Entries from a visual dataset:

* BEGIN *

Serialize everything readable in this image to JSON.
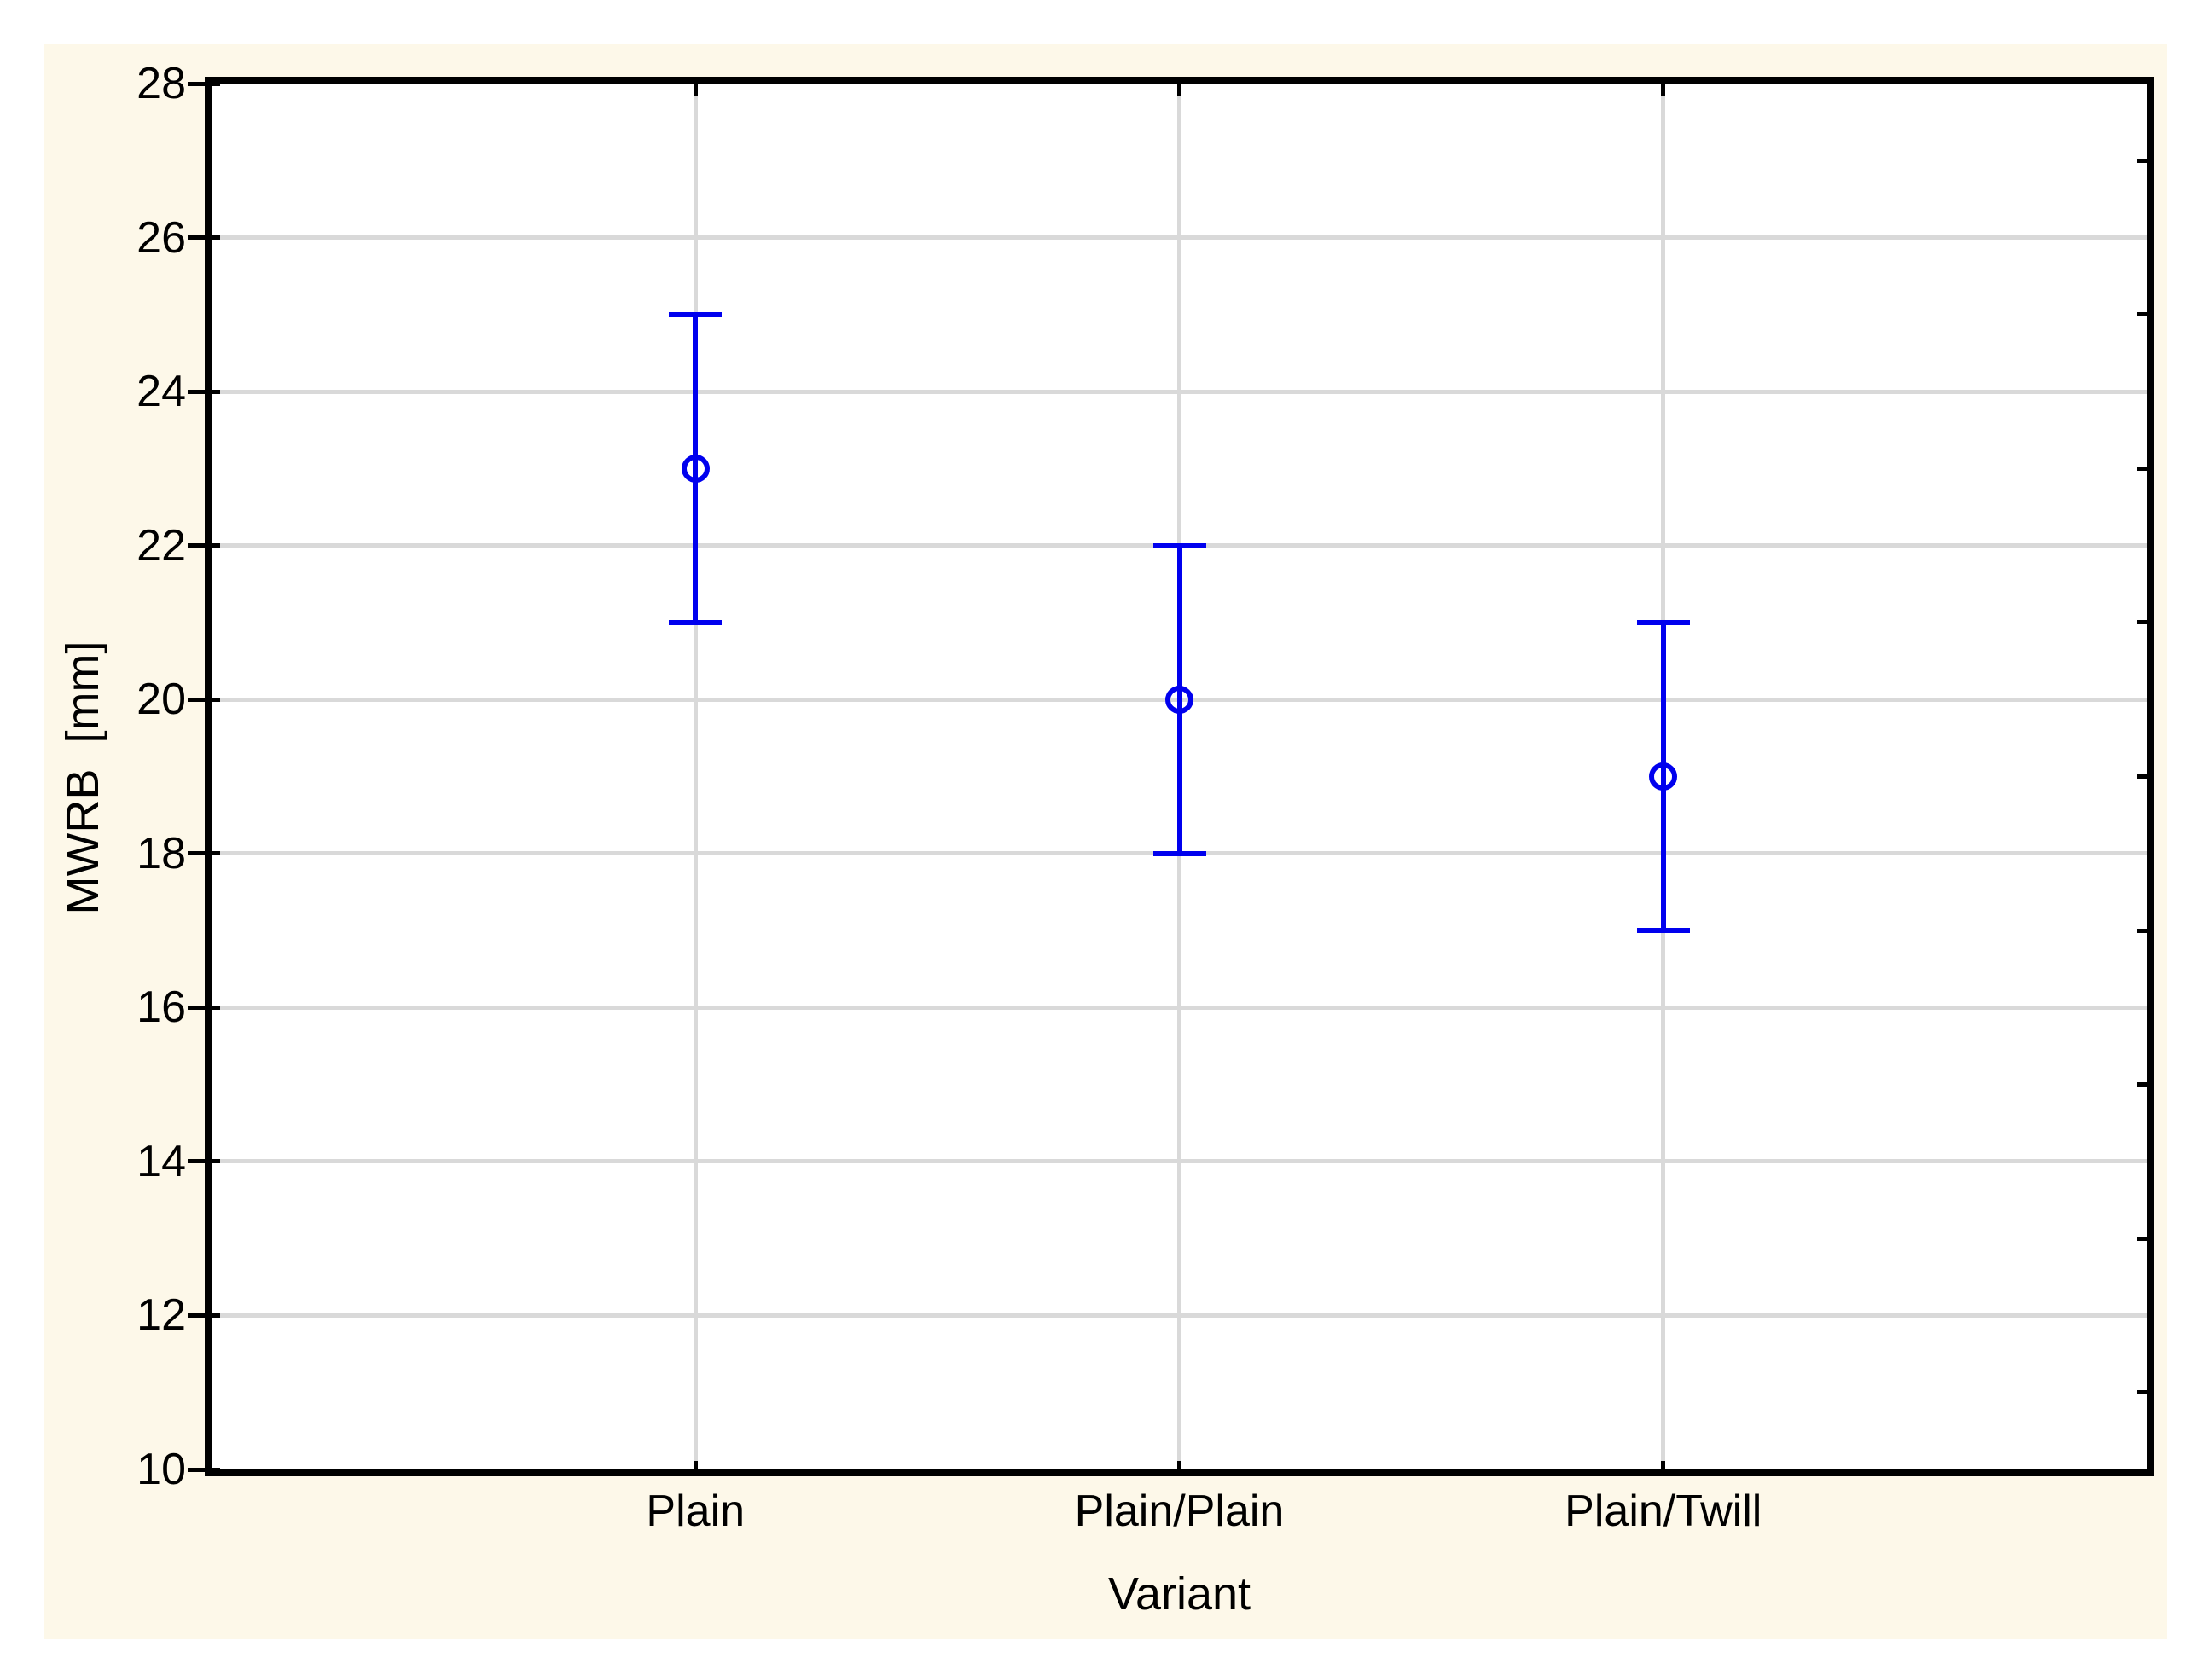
{
  "figure": {
    "background_color": "#FDF8E9",
    "outer_background": "#FFFFFF"
  },
  "chart_data": {
    "type": "scatter",
    "subtype": "means-with-error-bars",
    "title": "",
    "xlabel": "Variant",
    "ylabel": "MWRB  [mm]",
    "categories": [
      "Plain",
      "Plain/Plain",
      "Plain/Twill"
    ],
    "series": [
      {
        "name": "mean",
        "values": [
          23,
          20,
          19
        ]
      },
      {
        "name": "upper-whisker",
        "values": [
          25,
          22,
          21
        ]
      },
      {
        "name": "lower-whisker",
        "values": [
          21,
          18,
          17
        ]
      }
    ],
    "ylim": [
      10,
      28
    ],
    "yticks": [
      10,
      12,
      14,
      16,
      18,
      20,
      22,
      24,
      26,
      28
    ],
    "y_minor_ticks": [
      11,
      13,
      15,
      17,
      19,
      21,
      23,
      25,
      27
    ],
    "grid": "on",
    "legend_position": "none",
    "marker": "open-circle",
    "colors": {
      "point": "#0000EE",
      "grid": "#D9D9D9",
      "axis": "#000000",
      "text": "#000000"
    }
  }
}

* END *

▶ **Stated task**:
Could you reproduce every record above exactly, leaving out the pictures?

▶ **Final result**:
Serialize everything readable in this image to JSON.
{
  "figure": {
    "background_color": "#FDF8E9",
    "outer_background": "#FFFFFF"
  },
  "chart_data": {
    "type": "scatter",
    "subtype": "means-with-error-bars",
    "title": "",
    "xlabel": "Variant",
    "ylabel": "MWRB  [mm]",
    "categories": [
      "Plain",
      "Plain/Plain",
      "Plain/Twill"
    ],
    "series": [
      {
        "name": "mean",
        "values": [
          23,
          20,
          19
        ]
      },
      {
        "name": "upper-whisker",
        "values": [
          25,
          22,
          21
        ]
      },
      {
        "name": "lower-whisker",
        "values": [
          21,
          18,
          17
        ]
      }
    ],
    "ylim": [
      10,
      28
    ],
    "yticks": [
      10,
      12,
      14,
      16,
      18,
      20,
      22,
      24,
      26,
      28
    ],
    "y_minor_ticks": [
      11,
      13,
      15,
      17,
      19,
      21,
      23,
      25,
      27
    ],
    "grid": "on",
    "legend_position": "none",
    "marker": "open-circle",
    "colors": {
      "point": "#0000EE",
      "grid": "#D9D9D9",
      "axis": "#000000",
      "text": "#000000"
    }
  }
}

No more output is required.